**Short problem:** Pick out the lines below that contain the string "image" and copy them all.
----- Data entries
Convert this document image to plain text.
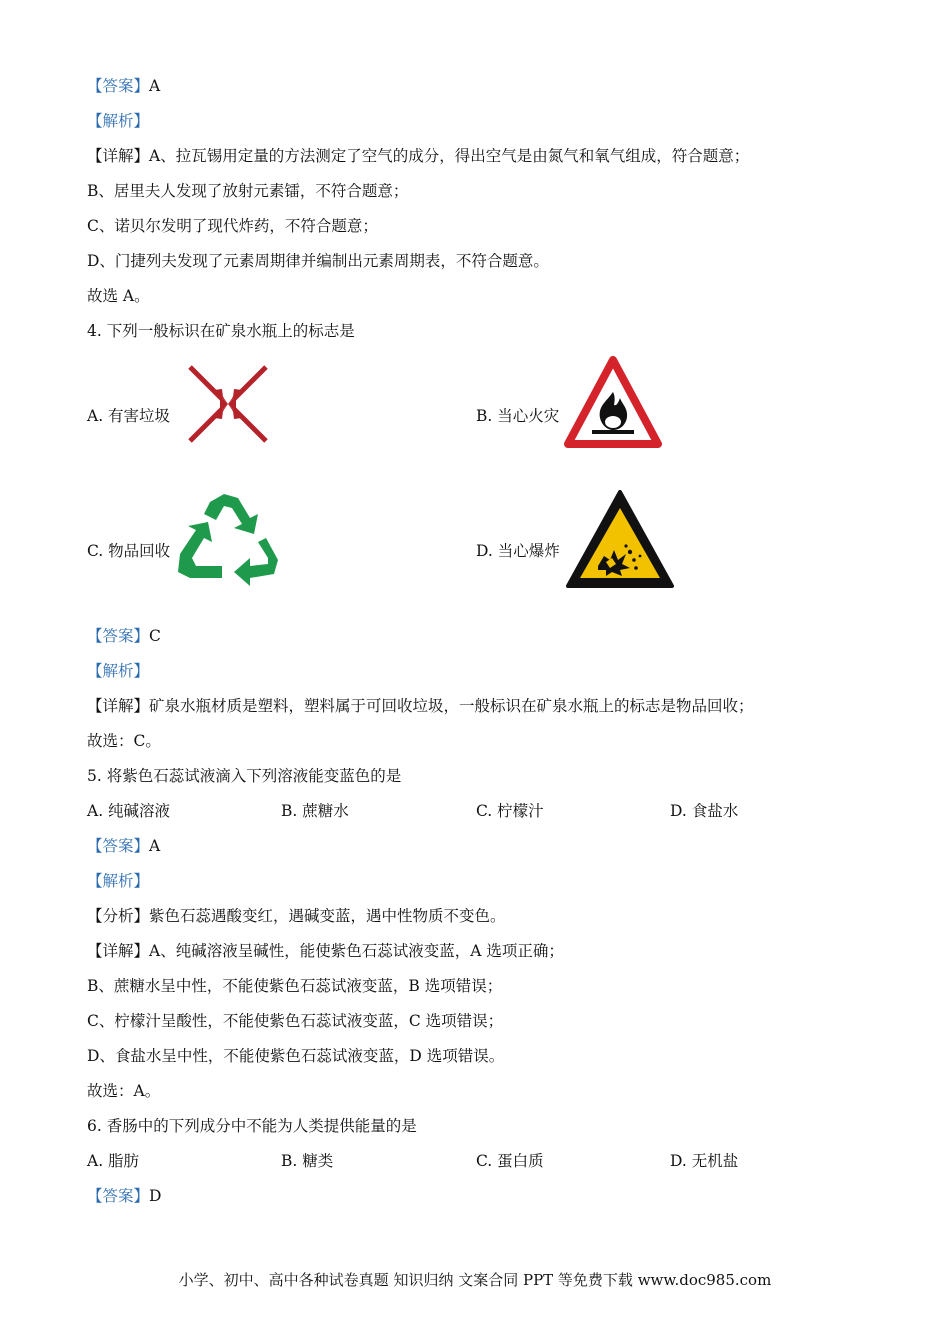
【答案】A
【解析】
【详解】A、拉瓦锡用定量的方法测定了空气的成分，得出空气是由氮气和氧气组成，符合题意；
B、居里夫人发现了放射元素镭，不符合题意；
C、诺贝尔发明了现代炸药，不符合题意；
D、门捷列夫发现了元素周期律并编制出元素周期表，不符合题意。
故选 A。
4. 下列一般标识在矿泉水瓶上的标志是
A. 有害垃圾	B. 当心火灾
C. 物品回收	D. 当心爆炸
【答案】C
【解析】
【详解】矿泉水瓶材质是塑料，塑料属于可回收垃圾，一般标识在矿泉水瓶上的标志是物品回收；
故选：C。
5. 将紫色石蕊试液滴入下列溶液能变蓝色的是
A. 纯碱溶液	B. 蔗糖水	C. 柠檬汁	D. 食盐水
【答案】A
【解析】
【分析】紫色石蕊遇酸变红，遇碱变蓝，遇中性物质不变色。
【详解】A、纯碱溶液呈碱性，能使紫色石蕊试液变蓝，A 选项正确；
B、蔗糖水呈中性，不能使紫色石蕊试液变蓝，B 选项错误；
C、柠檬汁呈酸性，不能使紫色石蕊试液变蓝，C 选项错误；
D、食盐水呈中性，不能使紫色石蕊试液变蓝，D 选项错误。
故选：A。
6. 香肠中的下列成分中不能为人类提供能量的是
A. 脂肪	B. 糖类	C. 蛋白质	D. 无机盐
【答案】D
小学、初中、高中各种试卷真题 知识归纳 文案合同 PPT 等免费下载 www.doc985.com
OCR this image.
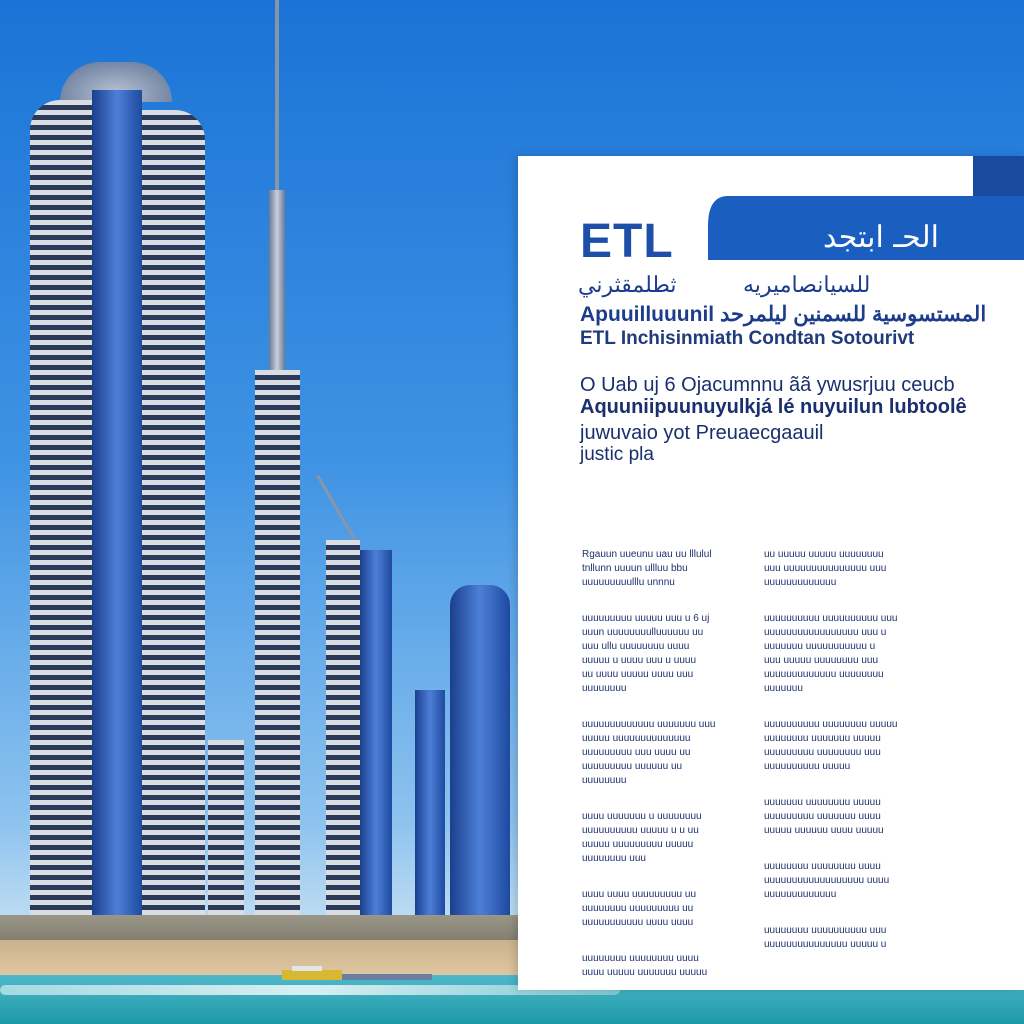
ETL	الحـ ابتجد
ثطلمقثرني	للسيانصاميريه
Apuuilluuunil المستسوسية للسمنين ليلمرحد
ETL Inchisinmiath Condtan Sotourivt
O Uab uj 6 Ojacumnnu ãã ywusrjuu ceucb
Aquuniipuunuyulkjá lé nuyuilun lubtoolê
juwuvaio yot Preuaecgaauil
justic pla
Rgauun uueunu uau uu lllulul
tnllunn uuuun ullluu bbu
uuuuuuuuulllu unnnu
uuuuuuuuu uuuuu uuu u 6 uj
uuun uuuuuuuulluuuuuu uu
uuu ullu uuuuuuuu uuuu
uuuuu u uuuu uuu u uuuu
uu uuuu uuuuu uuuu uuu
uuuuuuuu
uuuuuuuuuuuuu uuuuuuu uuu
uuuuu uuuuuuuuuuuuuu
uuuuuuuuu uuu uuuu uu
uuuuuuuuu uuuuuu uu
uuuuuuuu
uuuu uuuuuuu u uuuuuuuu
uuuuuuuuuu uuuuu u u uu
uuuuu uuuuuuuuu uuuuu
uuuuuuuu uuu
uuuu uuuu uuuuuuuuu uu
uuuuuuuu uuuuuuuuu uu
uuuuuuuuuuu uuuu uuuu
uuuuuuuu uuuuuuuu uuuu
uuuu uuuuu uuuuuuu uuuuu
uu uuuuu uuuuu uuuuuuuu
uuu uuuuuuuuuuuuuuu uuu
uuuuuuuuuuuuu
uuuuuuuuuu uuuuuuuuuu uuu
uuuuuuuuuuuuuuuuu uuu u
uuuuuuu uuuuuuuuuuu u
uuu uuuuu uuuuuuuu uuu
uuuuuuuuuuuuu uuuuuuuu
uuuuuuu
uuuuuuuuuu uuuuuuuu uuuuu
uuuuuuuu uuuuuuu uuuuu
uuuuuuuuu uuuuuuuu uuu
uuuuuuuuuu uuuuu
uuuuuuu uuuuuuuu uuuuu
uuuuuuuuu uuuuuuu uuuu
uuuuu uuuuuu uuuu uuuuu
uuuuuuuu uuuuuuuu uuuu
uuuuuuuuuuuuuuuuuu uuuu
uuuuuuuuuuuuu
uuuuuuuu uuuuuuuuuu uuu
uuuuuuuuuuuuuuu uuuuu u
----------
**Reply to the task:**
Convert this document image to plain text.
OCR this image.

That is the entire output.